===== Excerpted records =====

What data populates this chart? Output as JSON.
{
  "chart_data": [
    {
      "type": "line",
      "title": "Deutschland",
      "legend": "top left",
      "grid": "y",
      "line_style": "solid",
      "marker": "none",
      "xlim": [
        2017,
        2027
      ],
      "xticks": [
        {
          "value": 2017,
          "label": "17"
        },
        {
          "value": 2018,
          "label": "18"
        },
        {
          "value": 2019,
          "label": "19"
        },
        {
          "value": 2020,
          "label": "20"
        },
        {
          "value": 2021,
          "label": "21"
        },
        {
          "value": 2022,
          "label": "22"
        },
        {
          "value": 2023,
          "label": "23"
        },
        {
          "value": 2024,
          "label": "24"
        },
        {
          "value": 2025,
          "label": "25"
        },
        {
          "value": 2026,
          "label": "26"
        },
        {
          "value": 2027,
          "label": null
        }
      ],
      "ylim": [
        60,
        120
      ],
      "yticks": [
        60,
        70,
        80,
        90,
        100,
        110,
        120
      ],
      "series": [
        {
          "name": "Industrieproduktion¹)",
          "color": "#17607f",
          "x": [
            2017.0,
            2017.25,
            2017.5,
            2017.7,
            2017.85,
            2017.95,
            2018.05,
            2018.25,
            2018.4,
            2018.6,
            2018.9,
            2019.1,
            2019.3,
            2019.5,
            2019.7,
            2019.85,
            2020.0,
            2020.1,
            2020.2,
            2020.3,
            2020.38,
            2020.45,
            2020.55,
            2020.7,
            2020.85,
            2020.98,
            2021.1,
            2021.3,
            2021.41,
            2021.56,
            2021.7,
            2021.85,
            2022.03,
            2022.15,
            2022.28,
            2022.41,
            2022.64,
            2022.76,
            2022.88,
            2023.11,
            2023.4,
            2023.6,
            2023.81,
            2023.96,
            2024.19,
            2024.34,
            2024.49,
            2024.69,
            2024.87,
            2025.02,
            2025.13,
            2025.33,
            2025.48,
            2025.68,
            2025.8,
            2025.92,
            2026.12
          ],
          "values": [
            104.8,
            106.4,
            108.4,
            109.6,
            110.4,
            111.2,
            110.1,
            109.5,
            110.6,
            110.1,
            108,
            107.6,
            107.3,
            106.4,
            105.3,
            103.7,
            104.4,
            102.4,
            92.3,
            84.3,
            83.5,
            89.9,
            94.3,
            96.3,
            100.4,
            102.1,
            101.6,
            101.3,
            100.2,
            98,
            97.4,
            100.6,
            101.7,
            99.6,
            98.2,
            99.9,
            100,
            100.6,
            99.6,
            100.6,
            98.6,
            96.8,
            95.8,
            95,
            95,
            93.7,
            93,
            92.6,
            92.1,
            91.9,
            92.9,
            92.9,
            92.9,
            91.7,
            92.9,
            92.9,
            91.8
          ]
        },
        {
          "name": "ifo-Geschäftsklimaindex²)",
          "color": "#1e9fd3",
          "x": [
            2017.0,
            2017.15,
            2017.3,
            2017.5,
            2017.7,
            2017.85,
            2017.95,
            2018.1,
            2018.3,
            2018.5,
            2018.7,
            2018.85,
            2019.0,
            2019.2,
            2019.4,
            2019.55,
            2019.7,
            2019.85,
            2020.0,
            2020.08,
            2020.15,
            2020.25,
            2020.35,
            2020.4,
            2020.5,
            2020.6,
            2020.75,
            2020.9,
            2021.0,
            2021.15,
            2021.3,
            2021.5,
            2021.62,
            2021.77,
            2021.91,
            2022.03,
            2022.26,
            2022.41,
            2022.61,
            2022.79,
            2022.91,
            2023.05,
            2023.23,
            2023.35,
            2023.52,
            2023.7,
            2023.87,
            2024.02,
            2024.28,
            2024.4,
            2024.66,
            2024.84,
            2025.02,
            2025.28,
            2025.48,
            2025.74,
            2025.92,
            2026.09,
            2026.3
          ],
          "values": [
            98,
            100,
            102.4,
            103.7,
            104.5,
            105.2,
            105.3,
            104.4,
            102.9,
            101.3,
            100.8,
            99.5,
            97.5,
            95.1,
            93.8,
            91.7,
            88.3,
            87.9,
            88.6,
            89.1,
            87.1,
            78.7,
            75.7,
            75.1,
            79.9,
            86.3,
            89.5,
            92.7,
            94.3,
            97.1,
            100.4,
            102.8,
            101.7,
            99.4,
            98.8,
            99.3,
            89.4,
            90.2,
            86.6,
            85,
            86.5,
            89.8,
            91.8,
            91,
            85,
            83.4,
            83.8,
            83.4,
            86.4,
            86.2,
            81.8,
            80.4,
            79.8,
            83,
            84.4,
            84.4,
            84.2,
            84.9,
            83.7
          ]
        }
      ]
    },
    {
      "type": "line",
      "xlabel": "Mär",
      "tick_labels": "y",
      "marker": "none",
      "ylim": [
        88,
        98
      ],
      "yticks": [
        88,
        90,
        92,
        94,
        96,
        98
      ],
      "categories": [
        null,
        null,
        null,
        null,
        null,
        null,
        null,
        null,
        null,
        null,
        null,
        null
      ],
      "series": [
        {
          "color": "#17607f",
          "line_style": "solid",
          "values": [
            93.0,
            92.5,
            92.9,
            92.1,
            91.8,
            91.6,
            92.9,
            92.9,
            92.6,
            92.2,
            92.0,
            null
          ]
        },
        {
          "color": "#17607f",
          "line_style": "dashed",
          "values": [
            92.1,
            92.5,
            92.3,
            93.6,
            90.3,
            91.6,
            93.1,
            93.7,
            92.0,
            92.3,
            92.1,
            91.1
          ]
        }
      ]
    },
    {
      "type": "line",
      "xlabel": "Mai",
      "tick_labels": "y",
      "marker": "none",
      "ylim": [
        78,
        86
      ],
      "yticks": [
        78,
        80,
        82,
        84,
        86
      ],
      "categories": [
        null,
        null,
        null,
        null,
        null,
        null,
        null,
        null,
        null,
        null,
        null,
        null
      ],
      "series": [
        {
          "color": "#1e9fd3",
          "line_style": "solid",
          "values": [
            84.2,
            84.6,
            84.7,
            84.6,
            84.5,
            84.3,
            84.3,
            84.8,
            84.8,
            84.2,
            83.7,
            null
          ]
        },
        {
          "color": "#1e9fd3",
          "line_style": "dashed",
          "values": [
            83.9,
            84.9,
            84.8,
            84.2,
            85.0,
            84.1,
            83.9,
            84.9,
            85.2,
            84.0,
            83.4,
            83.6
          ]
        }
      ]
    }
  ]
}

=====

## Goal
Retype the records in full. Keep every line identical to the original.

## Task solution
What data populates this chart? Output as JSON.
{
  "chart_data": [
    {
      "type": "line",
      "title": "Deutschland",
      "legend": "top left",
      "grid": "y",
      "line_style": "solid",
      "marker": "none",
      "xlim": [
        2017,
        2027
      ],
      "xticks": [
        {
          "value": 2017,
          "label": "17"
        },
        {
          "value": 2018,
          "label": "18"
        },
        {
          "value": 2019,
          "label": "19"
        },
        {
          "value": 2020,
          "label": "20"
        },
        {
          "value": 2021,
          "label": "21"
        },
        {
          "value": 2022,
          "label": "22"
        },
        {
          "value": 2023,
          "label": "23"
        },
        {
          "value": 2024,
          "label": "24"
        },
        {
          "value": 2025,
          "label": "25"
        },
        {
          "value": 2026,
          "label": "26"
        },
        {
          "value": 2027,
          "label": null
        }
      ],
      "ylim": [
        60,
        120
      ],
      "yticks": [
        60,
        70,
        80,
        90,
        100,
        110,
        120
      ],
      "series": [
        {
          "name": "Industrieproduktion¹)",
          "color": "#17607f",
          "x": [
            2017.0,
            2017.25,
            2017.5,
            2017.7,
            2017.85,
            2017.95,
            2018.05,
            2018.25,
            2018.4,
            2018.6,
            2018.9,
            2019.1,
            2019.3,
            2019.5,
            2019.7,
            2019.85,
            2020.0,
            2020.1,
            2020.2,
            2020.3,
            2020.38,
            2020.45,
            2020.55,
            2020.7,
            2020.85,
            2020.98,
            2021.1,
            2021.3,
            2021.41,
            2021.56,
            2021.7,
            2021.85,
            2022.03,
            2022.15,
            2022.28,
            2022.41,
            2022.64,
            2022.76,
            2022.88,
            2023.11,
            2023.4,
            2023.6,
            2023.81,
            2023.96,
            2024.19,
            2024.34,
            2024.49,
            2024.69,
            2024.87,
            2025.02,
            2025.13,
            2025.33,
            2025.48,
            2025.68,
            2025.8,
            2025.92,
            2026.12
          ],
          "values": [
            104.8,
            106.4,
            108.4,
            109.6,
            110.4,
            111.2,
            110.1,
            109.5,
            110.6,
            110.1,
            108,
            107.6,
            107.3,
            106.4,
            105.3,
            103.7,
            104.4,
            102.4,
            92.3,
            84.3,
            83.5,
            89.9,
            94.3,
            96.3,
            100.4,
            102.1,
            101.6,
            101.3,
            100.2,
            98,
            97.4,
            100.6,
            101.7,
            99.6,
            98.2,
            99.9,
            100,
            100.6,
            99.6,
            100.6,
            98.6,
            96.8,
            95.8,
            95,
            95,
            93.7,
            93,
            92.6,
            92.1,
            91.9,
            92.9,
            92.9,
            92.9,
            91.7,
            92.9,
            92.9,
            91.8
          ]
        },
        {
          "name": "ifo-Geschäftsklimaindex²)",
          "color": "#1e9fd3",
          "x": [
            2017.0,
            2017.15,
            2017.3,
            2017.5,
            2017.7,
            2017.85,
            2017.95,
            2018.1,
            2018.3,
            2018.5,
            2018.7,
            2018.85,
            2019.0,
            2019.2,
            2019.4,
            2019.55,
            2019.7,
            2019.85,
            2020.0,
            2020.08,
            2020.15,
            2020.25,
            2020.35,
            2020.4,
            2020.5,
            2020.6,
            2020.75,
            2020.9,
            2021.0,
            2021.15,
            2021.3,
            2021.5,
            2021.62,
            2021.77,
            2021.91,
            2022.03,
            2022.26,
            2022.41,
            2022.61,
            2022.79,
            2022.91,
            2023.05,
            2023.23,
            2023.35,
            2023.52,
            2023.7,
            2023.87,
            2024.02,
            2024.28,
            2024.4,
            2024.66,
            2024.84,
            2025.02,
            2025.28,
            2025.48,
            2025.74,
            2025.92,
            2026.09,
            2026.3
          ],
          "values": [
            98,
            100,
            102.4,
            103.7,
            104.5,
            105.2,
            105.3,
            104.4,
            102.9,
            101.3,
            100.8,
            99.5,
            97.5,
            95.1,
            93.8,
            91.7,
            88.3,
            87.9,
            88.6,
            89.1,
            87.1,
            78.7,
            75.7,
            75.1,
            79.9,
            86.3,
            89.5,
            92.7,
            94.3,
            97.1,
            100.4,
            102.8,
            101.7,
            99.4,
            98.8,
            99.3,
            89.4,
            90.2,
            86.6,
            85,
            86.5,
            89.8,
            91.8,
            91,
            85,
            83.4,
            83.8,
            83.4,
            86.4,
            86.2,
            81.8,
            80.4,
            79.8,
            83,
            84.4,
            84.4,
            84.2,
            84.9,
            83.7
          ]
        }
      ]
    },
    {
      "type": "line",
      "xlabel": "Mär",
      "tick_labels": "y",
      "marker": "none",
      "ylim": [
        88,
        98
      ],
      "yticks": [
        88,
        90,
        92,
        94,
        96,
        98
      ],
      "categories": [
        null,
        null,
        null,
        null,
        null,
        null,
        null,
        null,
        null,
        null,
        null,
        null
      ],
      "series": [
        {
          "color": "#17607f",
          "line_style": "solid",
          "values": [
            93.0,
            92.5,
            92.9,
            92.1,
            91.8,
            91.6,
            92.9,
            92.9,
            92.6,
            92.2,
            92.0,
            null
          ]
        },
        {
          "color": "#17607f",
          "line_style": "dashed",
          "values": [
            92.1,
            92.5,
            92.3,
            93.6,
            90.3,
            91.6,
            93.1,
            93.7,
            92.0,
            92.3,
            92.1,
            91.1
          ]
        }
      ]
    },
    {
      "type": "line",
      "xlabel": "Mai",
      "tick_labels": "y",
      "marker": "none",
      "ylim": [
        78,
        86
      ],
      "yticks": [
        78,
        80,
        82,
        84,
        86
      ],
      "categories": [
        null,
        null,
        null,
        null,
        null,
        null,
        null,
        null,
        null,
        null,
        null,
        null
      ],
      "series": [
        {
          "color": "#1e9fd3",
          "line_style": "solid",
          "values": [
            84.2,
            84.6,
            84.7,
            84.6,
            84.5,
            84.3,
            84.3,
            84.8,
            84.8,
            84.2,
            83.7,
            null
          ]
        },
        {
          "color": "#1e9fd3",
          "line_style": "dashed",
          "values": [
            83.9,
            84.9,
            84.8,
            84.2,
            85.0,
            84.1,
            83.9,
            84.9,
            85.2,
            84.0,
            83.4,
            83.6
          ]
        }
      ]
    }
  ]
}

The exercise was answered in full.